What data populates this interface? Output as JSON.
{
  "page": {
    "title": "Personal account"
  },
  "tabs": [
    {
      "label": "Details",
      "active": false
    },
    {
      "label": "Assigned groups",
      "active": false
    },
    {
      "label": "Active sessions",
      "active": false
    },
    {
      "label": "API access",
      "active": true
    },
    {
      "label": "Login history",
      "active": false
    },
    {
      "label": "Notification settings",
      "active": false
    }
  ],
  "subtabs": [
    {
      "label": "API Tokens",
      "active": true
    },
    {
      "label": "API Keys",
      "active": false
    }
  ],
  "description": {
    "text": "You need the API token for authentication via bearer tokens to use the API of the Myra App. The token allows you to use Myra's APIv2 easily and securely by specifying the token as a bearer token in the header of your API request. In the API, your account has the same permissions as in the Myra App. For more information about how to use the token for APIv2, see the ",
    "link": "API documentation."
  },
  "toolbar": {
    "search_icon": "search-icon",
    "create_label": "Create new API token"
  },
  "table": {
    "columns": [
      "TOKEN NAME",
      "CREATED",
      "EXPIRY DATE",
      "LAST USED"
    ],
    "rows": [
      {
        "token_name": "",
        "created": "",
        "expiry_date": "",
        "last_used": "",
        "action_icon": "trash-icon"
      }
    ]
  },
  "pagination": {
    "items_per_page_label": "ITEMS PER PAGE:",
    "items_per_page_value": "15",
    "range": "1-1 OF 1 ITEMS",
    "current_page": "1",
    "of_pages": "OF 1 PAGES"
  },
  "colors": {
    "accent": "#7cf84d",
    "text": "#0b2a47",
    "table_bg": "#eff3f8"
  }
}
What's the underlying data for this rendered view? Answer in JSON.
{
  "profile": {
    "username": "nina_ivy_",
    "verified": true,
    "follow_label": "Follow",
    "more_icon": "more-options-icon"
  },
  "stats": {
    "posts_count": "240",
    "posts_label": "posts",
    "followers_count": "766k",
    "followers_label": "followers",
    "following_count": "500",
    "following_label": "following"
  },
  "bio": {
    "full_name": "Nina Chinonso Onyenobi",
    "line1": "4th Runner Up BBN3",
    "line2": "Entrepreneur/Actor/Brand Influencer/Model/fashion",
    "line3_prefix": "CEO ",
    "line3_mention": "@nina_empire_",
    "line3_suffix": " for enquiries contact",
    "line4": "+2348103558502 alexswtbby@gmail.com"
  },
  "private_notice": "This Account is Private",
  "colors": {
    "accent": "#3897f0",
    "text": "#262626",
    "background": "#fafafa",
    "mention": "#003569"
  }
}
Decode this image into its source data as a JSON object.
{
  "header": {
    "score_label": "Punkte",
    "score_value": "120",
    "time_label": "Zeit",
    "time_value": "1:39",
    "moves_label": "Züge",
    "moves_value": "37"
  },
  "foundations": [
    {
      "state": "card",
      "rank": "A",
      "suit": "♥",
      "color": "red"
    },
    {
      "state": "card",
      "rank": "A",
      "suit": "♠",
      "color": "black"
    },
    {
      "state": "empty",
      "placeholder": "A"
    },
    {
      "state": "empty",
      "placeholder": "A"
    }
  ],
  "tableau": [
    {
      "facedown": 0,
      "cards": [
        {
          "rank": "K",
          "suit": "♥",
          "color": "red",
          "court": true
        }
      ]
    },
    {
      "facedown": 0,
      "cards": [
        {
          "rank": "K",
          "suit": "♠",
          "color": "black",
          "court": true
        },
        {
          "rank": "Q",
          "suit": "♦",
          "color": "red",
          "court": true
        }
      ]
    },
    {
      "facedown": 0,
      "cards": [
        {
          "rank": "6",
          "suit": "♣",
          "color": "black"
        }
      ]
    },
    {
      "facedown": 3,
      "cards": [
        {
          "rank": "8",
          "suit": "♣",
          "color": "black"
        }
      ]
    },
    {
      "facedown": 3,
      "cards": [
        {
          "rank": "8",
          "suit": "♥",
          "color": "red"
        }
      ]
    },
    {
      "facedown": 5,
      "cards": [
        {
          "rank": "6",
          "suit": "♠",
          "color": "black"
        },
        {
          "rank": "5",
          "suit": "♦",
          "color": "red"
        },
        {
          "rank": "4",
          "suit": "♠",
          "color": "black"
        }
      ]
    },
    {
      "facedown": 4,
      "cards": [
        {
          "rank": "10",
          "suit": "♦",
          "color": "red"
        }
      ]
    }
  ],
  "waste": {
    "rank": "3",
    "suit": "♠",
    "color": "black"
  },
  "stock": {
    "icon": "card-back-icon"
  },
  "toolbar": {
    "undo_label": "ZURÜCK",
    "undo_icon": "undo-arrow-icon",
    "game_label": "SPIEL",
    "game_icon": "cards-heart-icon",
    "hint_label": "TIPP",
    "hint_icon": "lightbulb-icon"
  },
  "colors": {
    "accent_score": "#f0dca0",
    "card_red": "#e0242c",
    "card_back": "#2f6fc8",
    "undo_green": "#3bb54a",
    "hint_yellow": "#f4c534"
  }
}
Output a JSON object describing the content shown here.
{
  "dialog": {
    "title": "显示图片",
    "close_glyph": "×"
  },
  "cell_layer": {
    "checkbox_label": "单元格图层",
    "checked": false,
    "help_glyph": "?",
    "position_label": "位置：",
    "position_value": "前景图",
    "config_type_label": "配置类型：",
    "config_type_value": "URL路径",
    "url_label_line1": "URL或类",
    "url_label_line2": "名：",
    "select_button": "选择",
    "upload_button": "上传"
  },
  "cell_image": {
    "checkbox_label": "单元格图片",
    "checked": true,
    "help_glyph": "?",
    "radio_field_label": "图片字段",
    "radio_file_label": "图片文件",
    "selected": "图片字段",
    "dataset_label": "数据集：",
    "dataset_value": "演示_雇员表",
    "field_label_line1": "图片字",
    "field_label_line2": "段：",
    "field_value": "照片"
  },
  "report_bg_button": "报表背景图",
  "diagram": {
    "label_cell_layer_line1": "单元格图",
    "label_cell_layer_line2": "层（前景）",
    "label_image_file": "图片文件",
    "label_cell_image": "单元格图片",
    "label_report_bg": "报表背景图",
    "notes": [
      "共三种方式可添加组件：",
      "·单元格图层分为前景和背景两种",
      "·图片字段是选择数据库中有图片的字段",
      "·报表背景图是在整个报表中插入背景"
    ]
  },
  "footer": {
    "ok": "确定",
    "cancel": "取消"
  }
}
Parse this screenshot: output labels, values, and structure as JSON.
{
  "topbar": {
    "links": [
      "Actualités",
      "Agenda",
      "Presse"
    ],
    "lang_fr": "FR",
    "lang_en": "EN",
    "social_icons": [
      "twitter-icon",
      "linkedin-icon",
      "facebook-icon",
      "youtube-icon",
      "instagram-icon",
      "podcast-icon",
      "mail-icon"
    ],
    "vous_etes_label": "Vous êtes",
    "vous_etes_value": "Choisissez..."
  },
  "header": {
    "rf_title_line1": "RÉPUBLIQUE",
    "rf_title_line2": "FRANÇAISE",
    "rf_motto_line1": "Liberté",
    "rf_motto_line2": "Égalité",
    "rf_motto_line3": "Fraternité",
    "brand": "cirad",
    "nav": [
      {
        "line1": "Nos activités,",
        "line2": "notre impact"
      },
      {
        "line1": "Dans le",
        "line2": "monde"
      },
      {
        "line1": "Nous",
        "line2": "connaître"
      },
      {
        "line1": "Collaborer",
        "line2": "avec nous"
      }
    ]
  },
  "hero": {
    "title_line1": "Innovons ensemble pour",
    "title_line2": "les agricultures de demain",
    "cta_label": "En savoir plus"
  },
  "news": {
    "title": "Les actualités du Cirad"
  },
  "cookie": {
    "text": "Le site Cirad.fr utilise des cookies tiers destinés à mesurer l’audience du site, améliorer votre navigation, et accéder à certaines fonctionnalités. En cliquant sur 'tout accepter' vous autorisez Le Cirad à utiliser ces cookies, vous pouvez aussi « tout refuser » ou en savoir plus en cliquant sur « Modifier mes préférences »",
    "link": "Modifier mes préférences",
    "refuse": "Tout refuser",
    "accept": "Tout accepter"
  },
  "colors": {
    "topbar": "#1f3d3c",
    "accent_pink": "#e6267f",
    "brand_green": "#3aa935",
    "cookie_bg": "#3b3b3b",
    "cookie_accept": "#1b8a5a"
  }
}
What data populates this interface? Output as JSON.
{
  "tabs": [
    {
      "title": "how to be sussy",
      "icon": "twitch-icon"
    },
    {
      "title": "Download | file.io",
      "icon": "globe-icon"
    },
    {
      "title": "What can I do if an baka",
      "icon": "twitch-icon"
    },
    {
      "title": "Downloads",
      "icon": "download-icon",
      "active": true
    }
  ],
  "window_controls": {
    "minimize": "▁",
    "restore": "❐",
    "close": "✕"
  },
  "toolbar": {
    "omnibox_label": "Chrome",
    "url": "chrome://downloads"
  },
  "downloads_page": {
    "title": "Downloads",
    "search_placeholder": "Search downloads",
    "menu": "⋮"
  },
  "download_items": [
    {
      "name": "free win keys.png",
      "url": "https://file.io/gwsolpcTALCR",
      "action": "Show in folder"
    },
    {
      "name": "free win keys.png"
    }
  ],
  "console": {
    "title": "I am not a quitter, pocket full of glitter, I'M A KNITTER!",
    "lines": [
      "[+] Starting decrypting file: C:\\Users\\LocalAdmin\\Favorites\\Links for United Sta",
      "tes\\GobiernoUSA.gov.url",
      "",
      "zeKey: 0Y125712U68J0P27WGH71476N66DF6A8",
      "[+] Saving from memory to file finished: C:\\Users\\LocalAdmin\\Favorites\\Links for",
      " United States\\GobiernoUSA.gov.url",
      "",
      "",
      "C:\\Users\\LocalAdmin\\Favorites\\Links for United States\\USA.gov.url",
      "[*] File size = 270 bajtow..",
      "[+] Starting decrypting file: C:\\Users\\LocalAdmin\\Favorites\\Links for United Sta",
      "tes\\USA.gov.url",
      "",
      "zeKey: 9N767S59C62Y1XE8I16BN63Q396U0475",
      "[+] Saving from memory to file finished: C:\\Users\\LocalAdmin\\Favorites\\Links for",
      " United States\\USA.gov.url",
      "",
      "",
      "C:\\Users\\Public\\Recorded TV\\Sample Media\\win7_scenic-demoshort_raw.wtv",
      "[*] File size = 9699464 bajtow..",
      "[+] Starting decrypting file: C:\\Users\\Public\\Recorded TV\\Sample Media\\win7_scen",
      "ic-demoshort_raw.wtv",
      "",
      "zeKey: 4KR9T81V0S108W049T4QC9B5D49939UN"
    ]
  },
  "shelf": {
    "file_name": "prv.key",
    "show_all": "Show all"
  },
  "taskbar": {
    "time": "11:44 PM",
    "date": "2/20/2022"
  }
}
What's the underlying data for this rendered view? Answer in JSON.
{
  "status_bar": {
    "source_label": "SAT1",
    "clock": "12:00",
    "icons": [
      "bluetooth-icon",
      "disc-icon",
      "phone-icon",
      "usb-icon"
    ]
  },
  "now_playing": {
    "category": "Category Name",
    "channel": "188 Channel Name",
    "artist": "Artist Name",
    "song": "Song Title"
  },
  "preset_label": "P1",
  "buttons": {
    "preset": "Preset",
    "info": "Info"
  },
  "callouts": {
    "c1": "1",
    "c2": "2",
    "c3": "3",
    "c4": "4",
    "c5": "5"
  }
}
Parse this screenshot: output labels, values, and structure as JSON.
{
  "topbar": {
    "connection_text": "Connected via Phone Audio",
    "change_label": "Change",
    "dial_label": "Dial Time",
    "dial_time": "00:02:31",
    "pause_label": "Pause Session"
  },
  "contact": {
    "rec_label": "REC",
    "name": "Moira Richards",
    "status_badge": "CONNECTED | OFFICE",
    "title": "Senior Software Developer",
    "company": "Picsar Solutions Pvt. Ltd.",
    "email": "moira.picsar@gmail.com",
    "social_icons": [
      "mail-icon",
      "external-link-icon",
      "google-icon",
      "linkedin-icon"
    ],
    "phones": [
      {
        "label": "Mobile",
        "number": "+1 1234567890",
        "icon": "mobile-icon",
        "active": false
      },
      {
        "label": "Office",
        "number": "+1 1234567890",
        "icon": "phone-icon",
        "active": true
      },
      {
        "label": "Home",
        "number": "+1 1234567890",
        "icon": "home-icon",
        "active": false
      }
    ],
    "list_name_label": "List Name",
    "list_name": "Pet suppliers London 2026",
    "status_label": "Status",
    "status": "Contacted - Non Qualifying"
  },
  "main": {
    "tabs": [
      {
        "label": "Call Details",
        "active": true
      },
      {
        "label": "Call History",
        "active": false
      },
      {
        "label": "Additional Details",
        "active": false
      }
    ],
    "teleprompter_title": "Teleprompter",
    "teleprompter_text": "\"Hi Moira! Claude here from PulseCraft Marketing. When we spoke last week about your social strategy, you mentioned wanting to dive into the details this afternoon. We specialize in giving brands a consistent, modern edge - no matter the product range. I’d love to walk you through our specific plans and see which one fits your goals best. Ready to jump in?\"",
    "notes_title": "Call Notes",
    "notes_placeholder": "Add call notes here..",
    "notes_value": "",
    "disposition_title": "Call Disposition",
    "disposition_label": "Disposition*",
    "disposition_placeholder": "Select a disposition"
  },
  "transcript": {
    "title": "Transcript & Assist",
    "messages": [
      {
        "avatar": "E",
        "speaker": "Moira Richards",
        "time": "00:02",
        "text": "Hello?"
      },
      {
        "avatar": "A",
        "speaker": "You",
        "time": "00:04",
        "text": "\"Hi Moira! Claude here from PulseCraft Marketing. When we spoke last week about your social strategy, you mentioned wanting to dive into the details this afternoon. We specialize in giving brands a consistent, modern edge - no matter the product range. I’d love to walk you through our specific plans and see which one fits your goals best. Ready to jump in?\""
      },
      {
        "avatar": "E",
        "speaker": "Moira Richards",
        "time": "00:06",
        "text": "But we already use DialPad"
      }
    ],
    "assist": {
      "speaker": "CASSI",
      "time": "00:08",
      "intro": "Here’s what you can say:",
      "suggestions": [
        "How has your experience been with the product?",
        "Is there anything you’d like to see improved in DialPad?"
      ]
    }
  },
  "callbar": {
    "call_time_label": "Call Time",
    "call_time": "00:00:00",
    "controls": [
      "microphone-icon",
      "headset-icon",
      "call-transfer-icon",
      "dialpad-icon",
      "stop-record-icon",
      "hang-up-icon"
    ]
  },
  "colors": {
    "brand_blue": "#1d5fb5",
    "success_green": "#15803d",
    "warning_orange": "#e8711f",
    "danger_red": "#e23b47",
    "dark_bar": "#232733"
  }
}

→ GIVEN PROBLEM
Copy each line from the data above that includes "strategy".

→ THE OUTPUT
    "teleprompter_text": "\"Hi Moira! Claude here from PulseCraft Marketing. When we spoke last week about your social strategy, you mentioned wanting to dive into the details this afternoon. We specialize in giving brands a consistent, modern edge - no matter the product range. I’d love to walk you through our specific plans and see which one fits your goals best. Ready to jump in?\"",
        "text": "\"Hi Moira! Claude here from PulseCraft Marketing. When we spoke last week about your social strategy, you mentioned wanting to dive into the details this afternoon. We specialize in giving brands a consistent, modern edge - no matter the product range. I’d love to walk you through our specific plans and see which one fits your goals best. Ready to jump in?\""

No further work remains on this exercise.